関数とは何か
まずプログラミングにおける関数とは何かということを、はっきりさせておきたい。
私は関数を「外部から何かを受け取り、加工して返すもの」と認識している。
たとえば平方根を返す関数Sqrなどは、2を受け取るとルート2の値(1.4142135623731)を返す。
しかし、Microsoftのヘルプには、この定義に当てはまらないものもある。
たとえばNow関数である。
Now関数は、FunctionではなくPropertyとして定義されている。
thom.hateblo.jp
そして、Now関数は値を受け取らず、ただ日時を返すのみである。
まあ、「無」を受け取ると考えれば定義には合致する。
とにかく関数は、値を返すものである。これに例外は無い。
MsgBox関数はどうか。
Sub Test() MsgBox "Hello, VBA" End Sub
何も返していないように見えるが、実はMsgBox関数は1を返している。
(厳密にはVbMsgBoxResult列挙型のvbOK定数値が1ということ)
Testプロシージャが帰ってきた値を使っていないだけで、MsgBox関数自体はちゃんと値を返しているのだ。
次のように書き換えれば、意味が分かるだろう。
Sub Test() Debug.Print MsgBox("Hello, VBA") End Sub
関数の副作用とは
関数の主作用は、値を返すことである。
MsgBoxなどの表示を主目的とする関数であっても、「関数」という定義に基づけば値を返すことが主作用なのである。
ではMsgBoxの副作用とは何かというと、メッセージを表示することである。
副作用というと薬の副作用を連想して悪いものをイメージしてしまうが、プログラミングにおいて必ずしも悪いものではない。
しかし、副作用が思わぬバグをもたらすこともある。
たとえば、以下のような関数を作成してみた。
Function CellTest(x, y) Range("a1").Value = x Range("a2").Value = y CellTest = Range("a1").Value * Range("a2").Value End Function
xとyを受け取り、セルに書き込んだ上で掛け合わせた値を返す関数である。
セルへの書き込みは副作用である。
もしシートにロックがかかっていたら?ActiveSheetがグラフシートだったら?
他にも色々弊害が考えられる。上記のコードは、あまり良いコードとは言えない。
関数の参照透過性とは
参照透過性とは、外部状態に影響を受けず、与えられた値のみによって結果が決まる性質のことをいう。
たとえばNow関数は参照透過ではない。
外部環境であるシステム時刻によって、返す値が変わるためだ。
一方、平方根を返すSqrは参照透過である。
誰が、いつ、どのような状況で呼び出そうとも、2を与えれば必ず1.4142135623731を返す。
透過というのは、文字通り、透けて見えるということである。
内部のごちゃごちゃした計算が透けて見える。
たとえば、Sqr関数は平方根を返すということだけ知っていれば、内部の計算はまったく意識しなくて良いということである。
まとめ
本来関数とは外部の状況に左右されず、与えられた値のみによって結果が決まるものである。
つまり、副作用が無く、参照透過な関数こそが、純粋な関数といえる。
そうした関数は、内部の処理を意識しなくて良いので非常に使いやすい。
自分でFunctionプロシージャーを作るときも、なるべく純粋な関数を意識すると良い。
外部環境に依存するような処理はSubプロシージャで行い、関数内では与えられた引数のみで完結させるのが良い設計である。
ただし、InputBox関数、Now関数、MsgBox関数のように、副作用の恩恵によって成り立つ関数は多数ある。
私が伝えいのは「闇雲に副作用を作るべきではない」ということであり、時と場合によっては、あえて参照透過性を犠牲にして副作用を作ることもある。
要は、こうした基本を踏まえたうえでコーディングすると良いということ。
════════════════════
#### 作業の進め方
関数についての抜粋のうち、「Sub Test() Debug.Print」から「他にも色々弊害が考えられる。上記のコードは、あまり良いコードとは言えない。」までの部分を書き出すこと。その際、「副作用」を「サイドエフェクト」に差し替える。
════════════════════
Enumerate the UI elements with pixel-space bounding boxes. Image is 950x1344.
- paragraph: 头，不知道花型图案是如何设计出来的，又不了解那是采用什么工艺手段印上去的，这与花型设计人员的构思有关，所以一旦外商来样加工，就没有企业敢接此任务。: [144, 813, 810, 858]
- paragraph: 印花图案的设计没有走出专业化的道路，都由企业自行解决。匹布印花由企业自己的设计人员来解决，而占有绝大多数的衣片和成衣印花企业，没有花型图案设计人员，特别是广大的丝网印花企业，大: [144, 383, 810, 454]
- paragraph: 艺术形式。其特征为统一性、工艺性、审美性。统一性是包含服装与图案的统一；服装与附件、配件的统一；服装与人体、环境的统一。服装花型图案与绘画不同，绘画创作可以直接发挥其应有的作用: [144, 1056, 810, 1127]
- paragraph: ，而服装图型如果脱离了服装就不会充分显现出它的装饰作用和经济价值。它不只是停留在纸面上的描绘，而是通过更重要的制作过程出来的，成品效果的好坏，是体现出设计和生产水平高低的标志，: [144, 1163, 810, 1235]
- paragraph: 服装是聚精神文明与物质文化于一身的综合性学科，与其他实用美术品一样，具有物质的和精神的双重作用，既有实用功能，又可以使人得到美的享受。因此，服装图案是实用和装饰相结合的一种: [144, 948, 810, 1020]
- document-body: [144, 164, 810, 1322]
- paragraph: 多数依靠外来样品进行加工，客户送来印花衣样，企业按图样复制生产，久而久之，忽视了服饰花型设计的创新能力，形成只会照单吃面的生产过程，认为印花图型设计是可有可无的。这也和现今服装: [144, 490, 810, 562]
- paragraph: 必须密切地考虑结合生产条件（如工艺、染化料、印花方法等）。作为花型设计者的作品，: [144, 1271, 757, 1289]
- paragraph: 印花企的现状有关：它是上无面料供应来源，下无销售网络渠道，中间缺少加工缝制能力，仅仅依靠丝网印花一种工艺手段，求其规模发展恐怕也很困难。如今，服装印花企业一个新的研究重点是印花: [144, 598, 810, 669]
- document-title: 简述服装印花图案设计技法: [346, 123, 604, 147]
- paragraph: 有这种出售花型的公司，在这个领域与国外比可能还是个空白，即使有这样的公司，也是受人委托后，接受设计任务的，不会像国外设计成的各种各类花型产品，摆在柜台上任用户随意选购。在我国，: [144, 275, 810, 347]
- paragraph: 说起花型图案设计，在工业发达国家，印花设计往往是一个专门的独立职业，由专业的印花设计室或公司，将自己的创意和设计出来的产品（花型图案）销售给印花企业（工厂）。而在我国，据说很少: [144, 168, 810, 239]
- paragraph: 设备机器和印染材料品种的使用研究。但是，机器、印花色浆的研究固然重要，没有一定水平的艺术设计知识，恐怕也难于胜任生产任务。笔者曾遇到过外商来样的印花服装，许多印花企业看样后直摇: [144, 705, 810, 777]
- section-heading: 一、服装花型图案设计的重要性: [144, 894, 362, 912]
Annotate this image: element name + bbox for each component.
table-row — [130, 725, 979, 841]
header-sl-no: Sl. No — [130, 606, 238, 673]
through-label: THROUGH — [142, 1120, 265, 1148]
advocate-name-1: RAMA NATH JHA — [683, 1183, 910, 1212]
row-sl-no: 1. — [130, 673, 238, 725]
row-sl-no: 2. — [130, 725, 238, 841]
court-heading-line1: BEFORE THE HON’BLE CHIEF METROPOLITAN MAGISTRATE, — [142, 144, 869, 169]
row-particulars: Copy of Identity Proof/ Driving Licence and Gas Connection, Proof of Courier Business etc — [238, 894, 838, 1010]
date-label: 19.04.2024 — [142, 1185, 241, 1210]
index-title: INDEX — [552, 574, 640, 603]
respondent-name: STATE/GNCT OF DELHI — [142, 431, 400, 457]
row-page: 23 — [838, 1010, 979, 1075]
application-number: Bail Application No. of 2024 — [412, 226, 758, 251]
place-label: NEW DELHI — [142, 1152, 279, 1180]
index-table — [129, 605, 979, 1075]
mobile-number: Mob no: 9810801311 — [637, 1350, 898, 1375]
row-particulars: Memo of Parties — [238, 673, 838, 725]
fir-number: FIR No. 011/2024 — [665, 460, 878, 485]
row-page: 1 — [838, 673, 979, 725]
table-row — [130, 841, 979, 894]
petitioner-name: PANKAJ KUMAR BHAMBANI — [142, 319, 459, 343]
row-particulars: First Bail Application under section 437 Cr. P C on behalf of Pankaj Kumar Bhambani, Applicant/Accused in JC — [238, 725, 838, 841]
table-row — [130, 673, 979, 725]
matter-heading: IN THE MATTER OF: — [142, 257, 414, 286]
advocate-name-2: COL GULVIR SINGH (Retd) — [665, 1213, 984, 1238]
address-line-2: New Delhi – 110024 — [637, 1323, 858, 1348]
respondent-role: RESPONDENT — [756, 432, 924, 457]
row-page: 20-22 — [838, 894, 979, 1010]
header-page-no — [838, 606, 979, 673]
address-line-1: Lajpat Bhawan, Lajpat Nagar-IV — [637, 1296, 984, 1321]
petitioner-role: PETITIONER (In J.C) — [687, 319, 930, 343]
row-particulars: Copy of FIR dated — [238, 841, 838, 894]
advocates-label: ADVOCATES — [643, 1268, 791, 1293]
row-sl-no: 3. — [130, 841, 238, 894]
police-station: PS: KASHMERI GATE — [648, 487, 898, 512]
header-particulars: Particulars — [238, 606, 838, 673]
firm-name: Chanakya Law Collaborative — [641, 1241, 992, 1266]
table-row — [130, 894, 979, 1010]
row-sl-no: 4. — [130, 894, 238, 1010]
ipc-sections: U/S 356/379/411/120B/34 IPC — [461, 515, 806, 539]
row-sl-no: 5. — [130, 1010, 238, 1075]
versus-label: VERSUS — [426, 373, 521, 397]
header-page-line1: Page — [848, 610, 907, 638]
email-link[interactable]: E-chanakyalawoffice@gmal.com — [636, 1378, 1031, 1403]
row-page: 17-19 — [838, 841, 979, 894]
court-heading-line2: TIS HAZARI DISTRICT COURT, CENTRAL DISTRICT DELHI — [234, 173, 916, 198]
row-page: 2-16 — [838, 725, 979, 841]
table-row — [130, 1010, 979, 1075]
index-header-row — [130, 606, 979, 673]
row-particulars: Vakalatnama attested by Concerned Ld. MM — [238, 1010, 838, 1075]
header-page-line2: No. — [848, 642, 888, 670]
════════════════════
#### 模範解答
Sub Test() Debug.Print MsgBox("Hello, VBA") End Sub
関数のサイドエフェクトとは
関数の主作用は、値を返すことである。
MsgBoxなどの表示を主目的とする関数であっても、「関数」という定義に基づけば値を返すことが主作用なのである。
ではMsgBoxのサイドエフェクトとは何かというと、メッセージを表示することである。
サイドエフェクトというと薬のサイドエフェクトを連想して悪いものをイメージしてしまうが、プログラミングにおいて必ずしも悪いものではない。
しかし、サイドエフェクトが思わぬバグをもたらすこともある。
たとえば、以下のような関数を作成してみた。
Function CellTest(x, y) Range("a1").Value = x Range("a2").Value = y CellTest = Range("a1").Value * Range("a2").Value End Function
xとyを受け取り、セルに書き込んだ上で掛け合わせた値を返す関数である。
セルへの書き込みはサイドエフェクトである。
もしシートにロックがかかっていたら?ActiveSheetがグラフシートだったら?
他にも色々弊害が考えられる。上記のコードは、あまり良いコードとは言えない。